:: Rows ::
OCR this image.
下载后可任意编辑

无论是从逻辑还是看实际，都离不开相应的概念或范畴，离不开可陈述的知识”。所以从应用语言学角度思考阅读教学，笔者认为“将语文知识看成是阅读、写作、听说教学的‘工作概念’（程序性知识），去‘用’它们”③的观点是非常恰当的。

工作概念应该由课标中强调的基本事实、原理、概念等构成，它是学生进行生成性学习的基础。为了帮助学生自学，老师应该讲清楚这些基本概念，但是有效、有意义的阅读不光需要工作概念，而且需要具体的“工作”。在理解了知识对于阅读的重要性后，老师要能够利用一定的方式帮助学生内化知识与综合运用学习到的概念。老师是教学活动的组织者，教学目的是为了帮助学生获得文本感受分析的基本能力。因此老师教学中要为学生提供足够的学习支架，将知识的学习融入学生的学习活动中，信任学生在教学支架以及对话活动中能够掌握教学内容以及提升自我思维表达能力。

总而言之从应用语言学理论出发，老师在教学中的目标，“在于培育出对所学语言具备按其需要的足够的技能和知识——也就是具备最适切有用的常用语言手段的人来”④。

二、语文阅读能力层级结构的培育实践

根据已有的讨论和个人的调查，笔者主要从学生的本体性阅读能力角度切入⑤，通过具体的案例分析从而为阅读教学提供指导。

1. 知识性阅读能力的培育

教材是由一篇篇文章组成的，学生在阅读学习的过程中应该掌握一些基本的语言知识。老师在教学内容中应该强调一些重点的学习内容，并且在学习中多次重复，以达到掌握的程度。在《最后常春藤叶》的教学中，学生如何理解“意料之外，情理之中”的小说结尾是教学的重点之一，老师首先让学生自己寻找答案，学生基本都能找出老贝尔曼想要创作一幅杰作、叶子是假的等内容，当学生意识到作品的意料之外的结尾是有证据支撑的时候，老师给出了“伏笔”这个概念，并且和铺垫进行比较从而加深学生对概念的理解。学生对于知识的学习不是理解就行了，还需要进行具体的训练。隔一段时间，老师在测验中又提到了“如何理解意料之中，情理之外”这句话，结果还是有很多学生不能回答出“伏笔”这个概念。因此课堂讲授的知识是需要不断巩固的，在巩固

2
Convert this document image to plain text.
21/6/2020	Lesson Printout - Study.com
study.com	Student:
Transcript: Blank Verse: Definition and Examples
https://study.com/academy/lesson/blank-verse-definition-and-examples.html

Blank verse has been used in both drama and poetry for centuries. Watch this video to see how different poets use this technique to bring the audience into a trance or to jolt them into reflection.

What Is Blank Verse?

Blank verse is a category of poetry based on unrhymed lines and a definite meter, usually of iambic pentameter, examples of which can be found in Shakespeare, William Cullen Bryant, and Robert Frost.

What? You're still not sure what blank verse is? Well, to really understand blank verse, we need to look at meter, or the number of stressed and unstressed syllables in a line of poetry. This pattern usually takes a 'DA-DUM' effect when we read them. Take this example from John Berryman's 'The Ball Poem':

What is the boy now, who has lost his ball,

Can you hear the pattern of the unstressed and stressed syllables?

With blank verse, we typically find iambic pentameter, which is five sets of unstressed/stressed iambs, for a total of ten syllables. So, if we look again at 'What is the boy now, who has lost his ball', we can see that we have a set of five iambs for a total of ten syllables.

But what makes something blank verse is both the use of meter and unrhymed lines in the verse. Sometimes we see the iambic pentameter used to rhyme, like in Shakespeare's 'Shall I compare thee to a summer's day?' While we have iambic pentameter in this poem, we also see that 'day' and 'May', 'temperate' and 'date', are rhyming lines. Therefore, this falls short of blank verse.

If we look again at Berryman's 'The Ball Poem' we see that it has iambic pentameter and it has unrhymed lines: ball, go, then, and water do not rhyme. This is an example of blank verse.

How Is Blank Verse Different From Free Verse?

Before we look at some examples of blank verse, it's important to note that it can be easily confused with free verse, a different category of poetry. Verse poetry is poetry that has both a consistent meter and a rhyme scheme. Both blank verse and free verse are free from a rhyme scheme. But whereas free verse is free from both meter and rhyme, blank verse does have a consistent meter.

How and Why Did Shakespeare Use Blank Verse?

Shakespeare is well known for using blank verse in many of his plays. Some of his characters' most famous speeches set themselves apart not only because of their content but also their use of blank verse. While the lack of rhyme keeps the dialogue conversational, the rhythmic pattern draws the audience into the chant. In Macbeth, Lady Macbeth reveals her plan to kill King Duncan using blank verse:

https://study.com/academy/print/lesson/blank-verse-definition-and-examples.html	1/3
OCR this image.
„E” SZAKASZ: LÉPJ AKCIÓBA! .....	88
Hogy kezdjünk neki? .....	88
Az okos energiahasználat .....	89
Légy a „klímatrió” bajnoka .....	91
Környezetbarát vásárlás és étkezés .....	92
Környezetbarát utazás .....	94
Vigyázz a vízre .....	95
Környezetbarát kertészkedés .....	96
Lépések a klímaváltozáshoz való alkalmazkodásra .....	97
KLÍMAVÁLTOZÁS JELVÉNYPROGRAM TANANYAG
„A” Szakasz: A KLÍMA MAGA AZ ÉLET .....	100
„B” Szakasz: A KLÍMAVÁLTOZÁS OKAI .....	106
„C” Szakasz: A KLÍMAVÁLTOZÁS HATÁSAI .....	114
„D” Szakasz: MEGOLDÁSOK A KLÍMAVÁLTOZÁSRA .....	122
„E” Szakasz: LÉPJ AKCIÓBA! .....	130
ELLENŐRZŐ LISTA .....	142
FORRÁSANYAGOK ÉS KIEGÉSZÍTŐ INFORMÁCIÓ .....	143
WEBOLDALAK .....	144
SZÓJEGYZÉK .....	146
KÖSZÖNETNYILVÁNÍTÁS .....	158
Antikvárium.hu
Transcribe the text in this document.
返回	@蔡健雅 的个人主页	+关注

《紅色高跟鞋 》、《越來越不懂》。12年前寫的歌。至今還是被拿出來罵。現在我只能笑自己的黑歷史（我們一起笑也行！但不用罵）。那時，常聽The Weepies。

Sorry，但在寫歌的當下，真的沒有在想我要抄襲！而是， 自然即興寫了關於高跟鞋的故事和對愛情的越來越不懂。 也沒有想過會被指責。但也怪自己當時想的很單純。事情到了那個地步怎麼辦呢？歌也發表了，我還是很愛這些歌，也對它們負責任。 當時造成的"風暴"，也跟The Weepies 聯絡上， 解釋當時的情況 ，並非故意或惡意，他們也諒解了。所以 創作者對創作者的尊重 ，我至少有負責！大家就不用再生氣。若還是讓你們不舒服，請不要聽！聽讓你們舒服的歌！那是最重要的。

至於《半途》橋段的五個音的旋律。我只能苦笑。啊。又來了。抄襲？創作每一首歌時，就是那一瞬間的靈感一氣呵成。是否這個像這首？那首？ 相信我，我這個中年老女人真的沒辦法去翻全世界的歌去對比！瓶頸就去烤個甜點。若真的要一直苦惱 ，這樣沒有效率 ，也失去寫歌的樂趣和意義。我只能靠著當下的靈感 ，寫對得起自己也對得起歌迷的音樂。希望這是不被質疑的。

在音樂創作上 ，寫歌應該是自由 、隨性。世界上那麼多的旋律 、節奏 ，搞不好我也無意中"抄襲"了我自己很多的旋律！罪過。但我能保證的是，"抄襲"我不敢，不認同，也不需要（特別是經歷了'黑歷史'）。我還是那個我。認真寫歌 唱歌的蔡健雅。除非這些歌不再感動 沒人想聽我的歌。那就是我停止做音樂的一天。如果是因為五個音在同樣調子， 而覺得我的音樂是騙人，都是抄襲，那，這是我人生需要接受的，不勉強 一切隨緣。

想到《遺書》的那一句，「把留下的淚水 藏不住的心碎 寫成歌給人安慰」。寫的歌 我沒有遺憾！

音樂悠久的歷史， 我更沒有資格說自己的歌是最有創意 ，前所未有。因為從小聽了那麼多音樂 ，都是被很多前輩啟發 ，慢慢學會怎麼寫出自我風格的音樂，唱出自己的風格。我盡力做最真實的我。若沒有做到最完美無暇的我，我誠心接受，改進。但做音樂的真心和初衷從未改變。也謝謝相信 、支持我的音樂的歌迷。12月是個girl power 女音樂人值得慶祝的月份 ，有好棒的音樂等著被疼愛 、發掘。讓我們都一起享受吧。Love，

:: Exercise description ::
Copy each line of the records above that carries the word "LÉPJ".

:: Answer below ::
„E” SZAKASZ: LÉPJ AKCIÓBA! .....	88
„E” Szakasz: LÉPJ AKCIÓBA! .....	130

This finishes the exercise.